§ Required work
Without the pictures, return all of the material exactly as written.

§ Data rows

┄┄┄┄┄┄┄┄┄┄┄┄┄┄┄┄┄┄┄┄

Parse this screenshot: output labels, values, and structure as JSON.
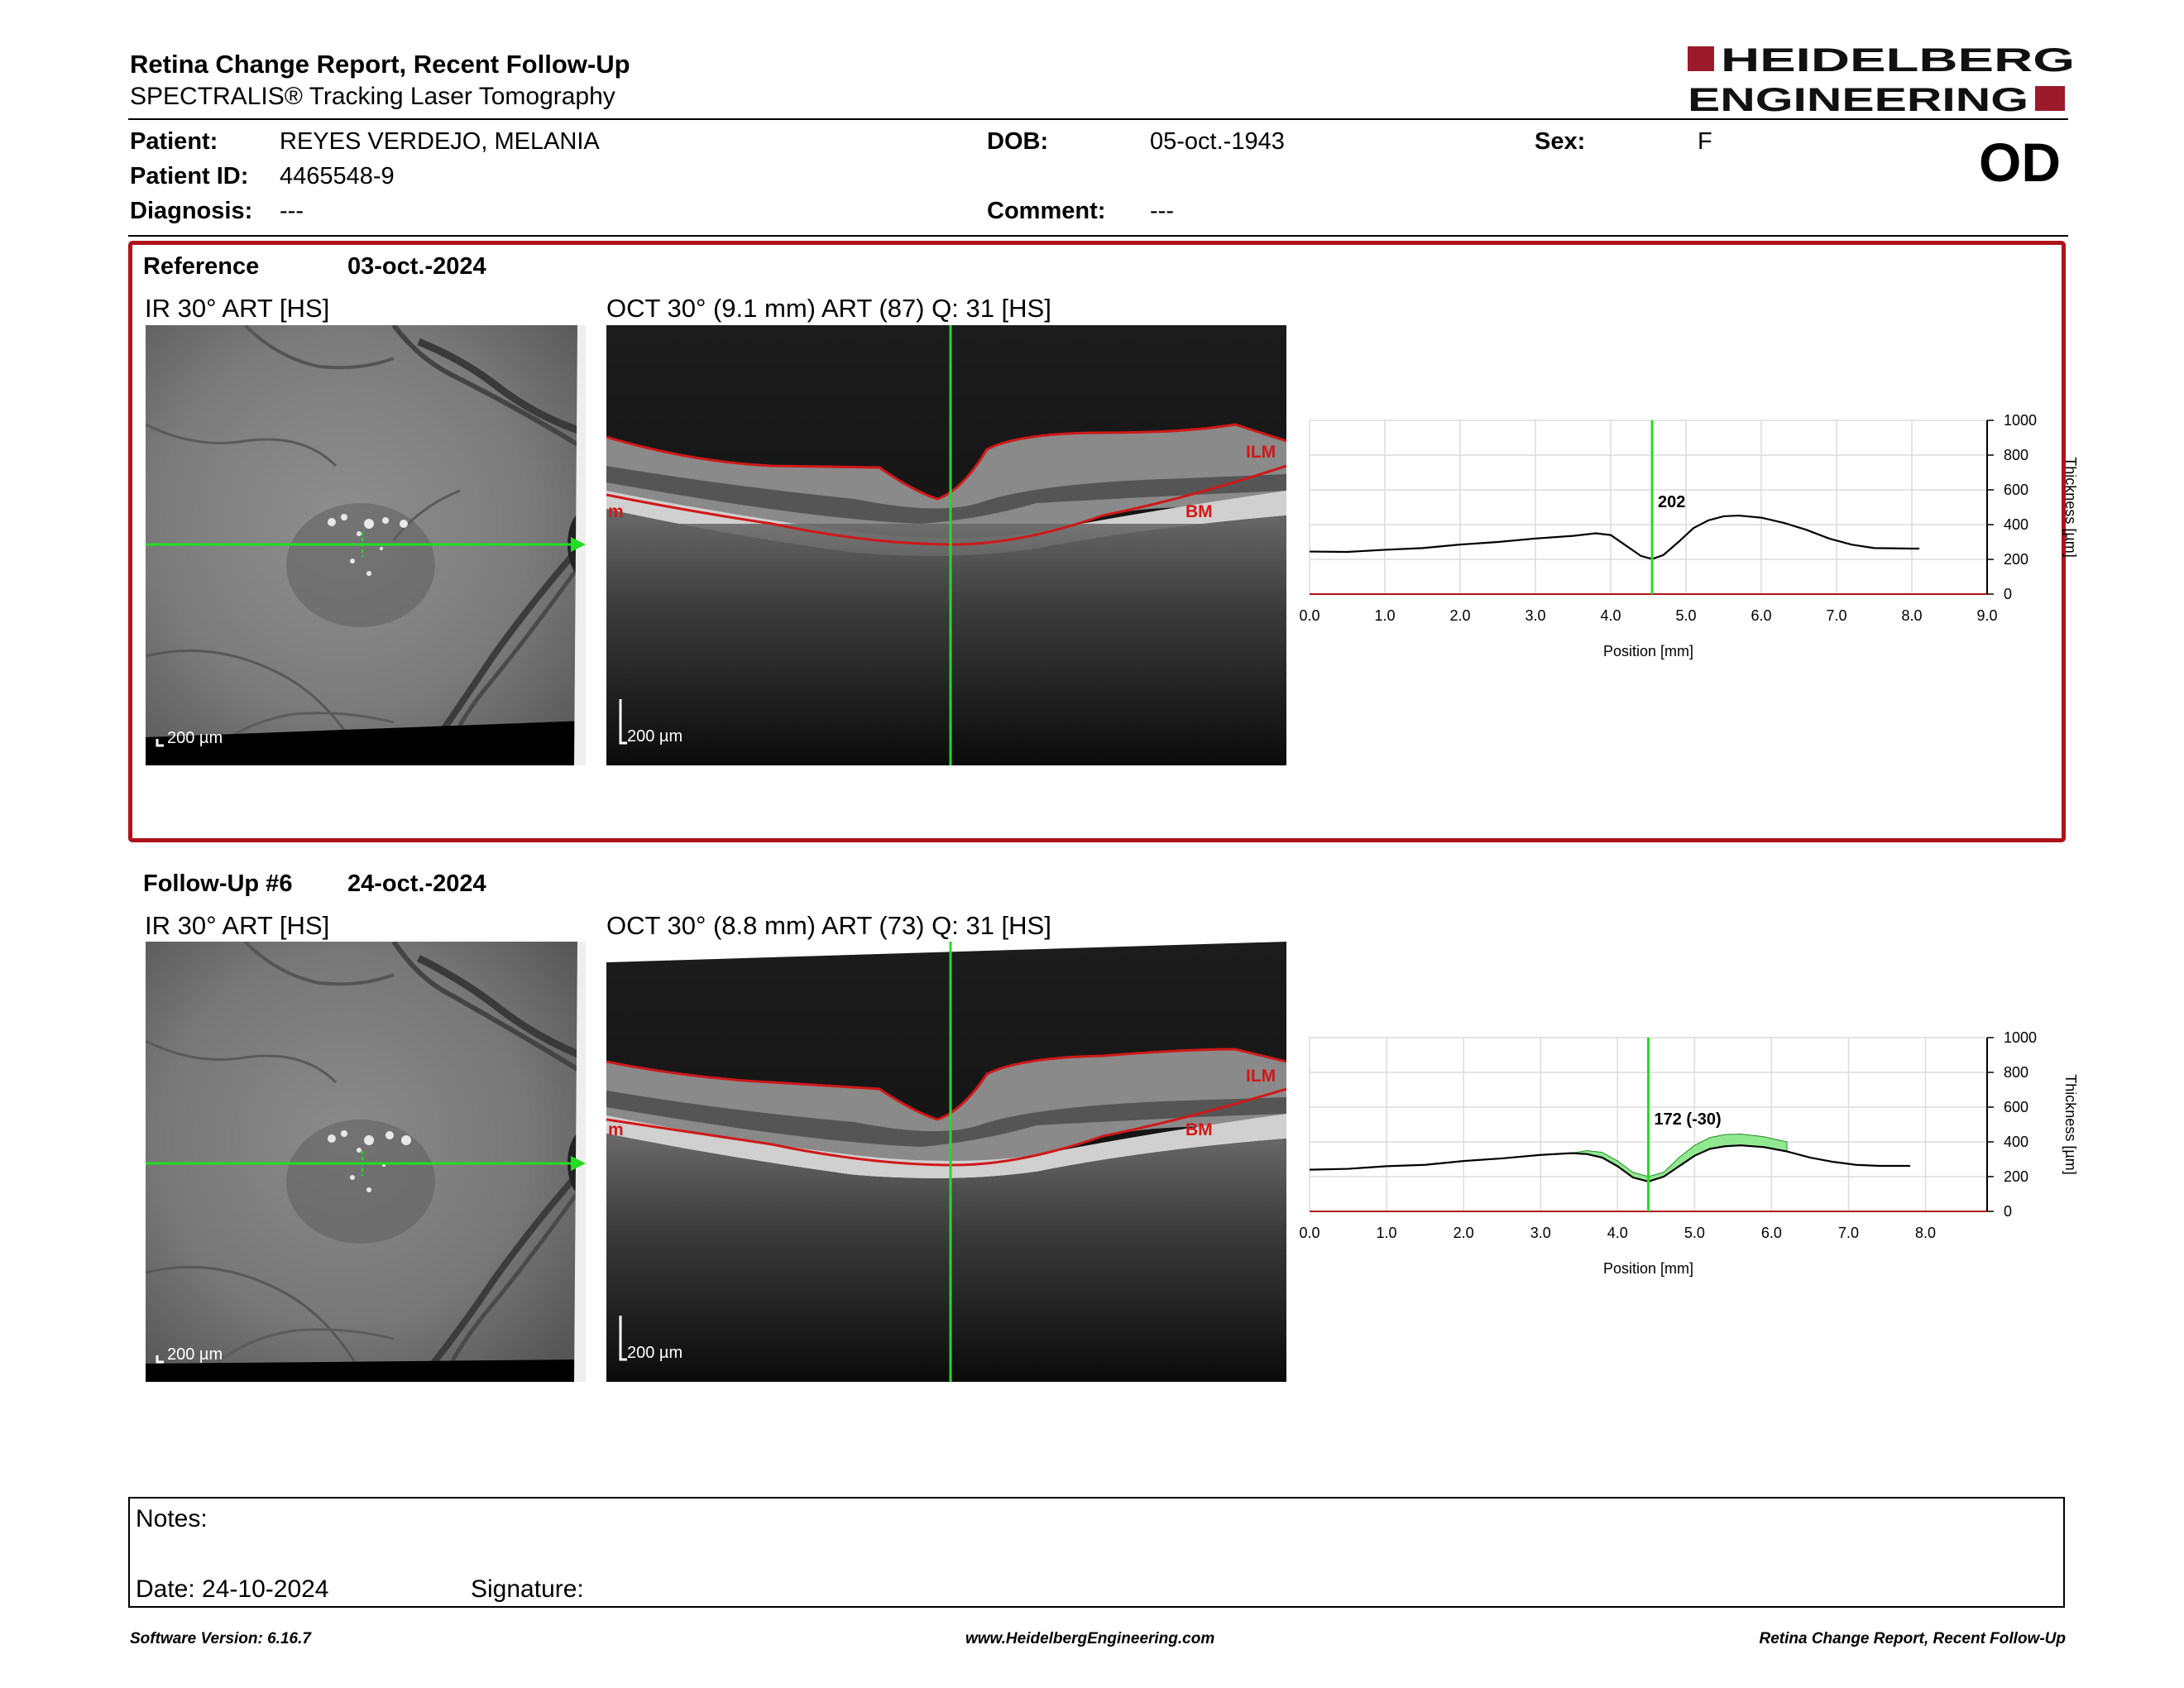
{
  "header": {
    "title": "Retina Change Report, Recent Follow-Up",
    "subtitle": "SPECTRALIS® Tracking Laser Tomography",
    "logo_line1": "HEIDELBERG",
    "logo_line2": "ENGINEERING",
    "eye": "OD"
  },
  "patient": {
    "name_label": "Patient:",
    "name": "REYES VERDEJO, MELANIA",
    "id_label": "Patient ID:",
    "id": "4465548-9",
    "diagnosis_label": "Diagnosis:",
    "diagnosis": "---",
    "dob_label": "DOB:",
    "dob": "05-oct.-1943",
    "comment_label": "Comment:",
    "comment": "---",
    "sex_label": "Sex:",
    "sex": "F"
  },
  "reference": {
    "label": "Reference",
    "date": "03-oct.-2024",
    "ir_title": "IR 30° ART [HS]",
    "oct_title": "OCT 30° (9.1 mm) ART (87) Q: 31 [HS]",
    "ir_scale": "200 µm",
    "oct_scale": "200 µm",
    "layer_top": "ILM",
    "layer_bottom": "BM",
    "layer_left": "m"
  },
  "followup": {
    "label": "Follow-Up #6",
    "date": "24-oct.-2024",
    "ir_title": "IR 30° ART [HS]",
    "oct_title": "OCT 30° (8.8 mm) ART (73) Q: 31 [HS]",
    "ir_scale": "200 µm",
    "oct_scale": "200 µm",
    "layer_top": "ILM",
    "layer_bottom": "BM",
    "layer_left": "m"
  },
  "chart_data": [
    {
      "type": "line",
      "xlabel": "Position [mm]",
      "ylabel": "Thickness [µm]",
      "xlim": [
        0,
        9.0
      ],
      "ylim": [
        0,
        1000
      ],
      "x_ticks": [
        "0.0",
        "1.0",
        "2.0",
        "3.0",
        "4.0",
        "5.0",
        "6.0",
        "7.0",
        "8.0",
        "9.0"
      ],
      "y_ticks": [
        "0",
        "200",
        "400",
        "600",
        "800",
        "1000"
      ],
      "cursor_x": 4.55,
      "cursor_label": "202",
      "grid": true,
      "series": [
        {
          "x": [
            0.0,
            0.5,
            1.0,
            1.5,
            2.0,
            2.5,
            3.0,
            3.5,
            3.8,
            4.0,
            4.2,
            4.4,
            4.55,
            4.7,
            4.9,
            5.1,
            5.3,
            5.5,
            5.7,
            6.0,
            6.3,
            6.6,
            6.9,
            7.2,
            7.5,
            8.0,
            8.1
          ],
          "y": [
            245,
            243,
            255,
            265,
            285,
            300,
            320,
            335,
            350,
            340,
            280,
            220,
            202,
            225,
            300,
            380,
            425,
            448,
            452,
            440,
            410,
            370,
            320,
            285,
            265,
            262,
            262
          ]
        }
      ]
    },
    {
      "type": "line",
      "xlabel": "Position [mm]",
      "ylabel": "Thickness [µm]",
      "xlim": [
        0,
        8.8
      ],
      "ylim": [
        0,
        1000
      ],
      "x_ticks": [
        "0.0",
        "1.0",
        "2.0",
        "3.0",
        "4.0",
        "5.0",
        "6.0",
        "7.0",
        "8.0"
      ],
      "y_ticks": [
        "0",
        "200",
        "400",
        "600",
        "800",
        "1000"
      ],
      "cursor_x": 4.4,
      "cursor_label": "172 (-30)",
      "grid": true,
      "series": [
        {
          "x": [
            0.0,
            0.5,
            1.0,
            1.5,
            2.0,
            2.5,
            3.0,
            3.4,
            3.6,
            3.8,
            4.0,
            4.2,
            4.4,
            4.6,
            4.8,
            5.0,
            5.2,
            5.4,
            5.6,
            5.9,
            6.2,
            6.5,
            6.8,
            7.1,
            7.4,
            7.8
          ],
          "y": [
            240,
            245,
            260,
            268,
            290,
            305,
            325,
            335,
            330,
            310,
            260,
            195,
            172,
            200,
            260,
            320,
            360,
            375,
            380,
            370,
            345,
            310,
            285,
            268,
            262,
            262
          ]
        },
        {
          "x": [
            3.4,
            3.6,
            3.8,
            4.0,
            4.2,
            4.4,
            4.6,
            4.8,
            5.0,
            5.2,
            5.4,
            5.6,
            5.9,
            6.2
          ],
          "y": [
            335,
            350,
            340,
            290,
            225,
            200,
            225,
            310,
            380,
            425,
            442,
            445,
            430,
            400
          ]
        }
      ]
    }
  ],
  "notes": {
    "notes_label": "Notes:",
    "date_label": "Date: 24-10-2024",
    "signature_label": "Signature:"
  },
  "footer": {
    "software": "Software Version: 6.16.7",
    "website": "www.HeidelbergEngineering.com",
    "report_name": "Retina Change Report, Recent Follow-Up"
  },
  "colors": {
    "brand_red": "#b0121b",
    "cursor_green": "#22dd22",
    "segment_red": "#d01818",
    "change_fill": "#90e890"
  }
}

┄┄┄┄┄┄┄┄┄┄┄┄┄┄┄┄┄┄┄┄

§ Response
Parse this screenshot: output labels, values, and structure as JSON.
{
  "header": {
    "title": "Retina Change Report, Recent Follow-Up",
    "subtitle": "SPECTRALIS® Tracking Laser Tomography",
    "logo_line1": "HEIDELBERG",
    "logo_line2": "ENGINEERING",
    "eye": "OD"
  },
  "patient": {
    "name_label": "Patient:",
    "name": "REYES VERDEJO, MELANIA",
    "id_label": "Patient ID:",
    "id": "4465548-9",
    "diagnosis_label": "Diagnosis:",
    "diagnosis": "---",
    "dob_label": "DOB:",
    "dob": "05-oct.-1943",
    "comment_label": "Comment:",
    "comment": "---",
    "sex_label": "Sex:",
    "sex": "F"
  },
  "reference": {
    "label": "Reference",
    "date": "03-oct.-2024",
    "ir_title": "IR 30° ART [HS]",
    "oct_title": "OCT 30° (9.1 mm) ART (87) Q: 31 [HS]",
    "ir_scale": "200 µm",
    "oct_scale": "200 µm",
    "layer_top": "ILM",
    "layer_bottom": "BM",
    "layer_left": "m"
  },
  "followup": {
    "label": "Follow-Up #6",
    "date": "24-oct.-2024",
    "ir_title": "IR 30° ART [HS]",
    "oct_title": "OCT 30° (8.8 mm) ART (73) Q: 31 [HS]",
    "ir_scale": "200 µm",
    "oct_scale": "200 µm",
    "layer_top": "ILM",
    "layer_bottom": "BM",
    "layer_left": "m"
  },
  "chart_data": [
    {
      "type": "line",
      "xlabel": "Position [mm]",
      "ylabel": "Thickness [µm]",
      "xlim": [
        0,
        9.0
      ],
      "ylim": [
        0,
        1000
      ],
      "x_ticks": [
        "0.0",
        "1.0",
        "2.0",
        "3.0",
        "4.0",
        "5.0",
        "6.0",
        "7.0",
        "8.0",
        "9.0"
      ],
      "y_ticks": [
        "0",
        "200",
        "400",
        "600",
        "800",
        "1000"
      ],
      "cursor_x": 4.55,
      "cursor_label": "202",
      "grid": true,
      "series": [
        {
          "x": [
            0.0,
            0.5,
            1.0,
            1.5,
            2.0,
            2.5,
            3.0,
            3.5,
            3.8,
            4.0,
            4.2,
            4.4,
            4.55,
            4.7,
            4.9,
            5.1,
            5.3,
            5.5,
            5.7,
            6.0,
            6.3,
            6.6,
            6.9,
            7.2,
            7.5,
            8.0,
            8.1
          ],
          "y": [
            245,
            243,
            255,
            265,
            285,
            300,
            320,
            335,
            350,
            340,
            280,
            220,
            202,
            225,
            300,
            380,
            425,
            448,
            452,
            440,
            410,
            370,
            320,
            285,
            265,
            262,
            262
          ]
        }
      ]
    },
    {
      "type": "line",
      "xlabel": "Position [mm]",
      "ylabel": "Thickness [µm]",
      "xlim": [
        0,
        8.8
      ],
      "ylim": [
        0,
        1000
      ],
      "x_ticks": [
        "0.0",
        "1.0",
        "2.0",
        "3.0",
        "4.0",
        "5.0",
        "6.0",
        "7.0",
        "8.0"
      ],
      "y_ticks": [
        "0",
        "200",
        "400",
        "600",
        "800",
        "1000"
      ],
      "cursor_x": 4.4,
      "cursor_label": "172 (-30)",
      "grid": true,
      "series": [
        {
          "x": [
            0.0,
            0.5,
            1.0,
            1.5,
            2.0,
            2.5,
            3.0,
            3.4,
            3.6,
            3.8,
            4.0,
            4.2,
            4.4,
            4.6,
            4.8,
            5.0,
            5.2,
            5.4,
            5.6,
            5.9,
            6.2,
            6.5,
            6.8,
            7.1,
            7.4,
            7.8
          ],
          "y": [
            240,
            245,
            260,
            268,
            290,
            305,
            325,
            335,
            330,
            310,
            260,
            195,
            172,
            200,
            260,
            320,
            360,
            375,
            380,
            370,
            345,
            310,
            285,
            268,
            262,
            262
          ]
        },
        {
          "x": [
            3.4,
            3.6,
            3.8,
            4.0,
            4.2,
            4.4,
            4.6,
            4.8,
            5.0,
            5.2,
            5.4,
            5.6,
            5.9,
            6.2
          ],
          "y": [
            335,
            350,
            340,
            290,
            225,
            200,
            225,
            310,
            380,
            425,
            442,
            445,
            430,
            400
          ]
        }
      ]
    }
  ],
  "notes": {
    "notes_label": "Notes:",
    "date_label": "Date: 24-10-2024",
    "signature_label": "Signature:"
  },
  "footer": {
    "software": "Software Version: 6.16.7",
    "website": "www.HeidelbergEngineering.com",
    "report_name": "Retina Change Report, Recent Follow-Up"
  },
  "colors": {
    "brand_red": "#b0121b",
    "cursor_green": "#22dd22",
    "segment_red": "#d01818",
    "change_fill": "#90e890"
  }
}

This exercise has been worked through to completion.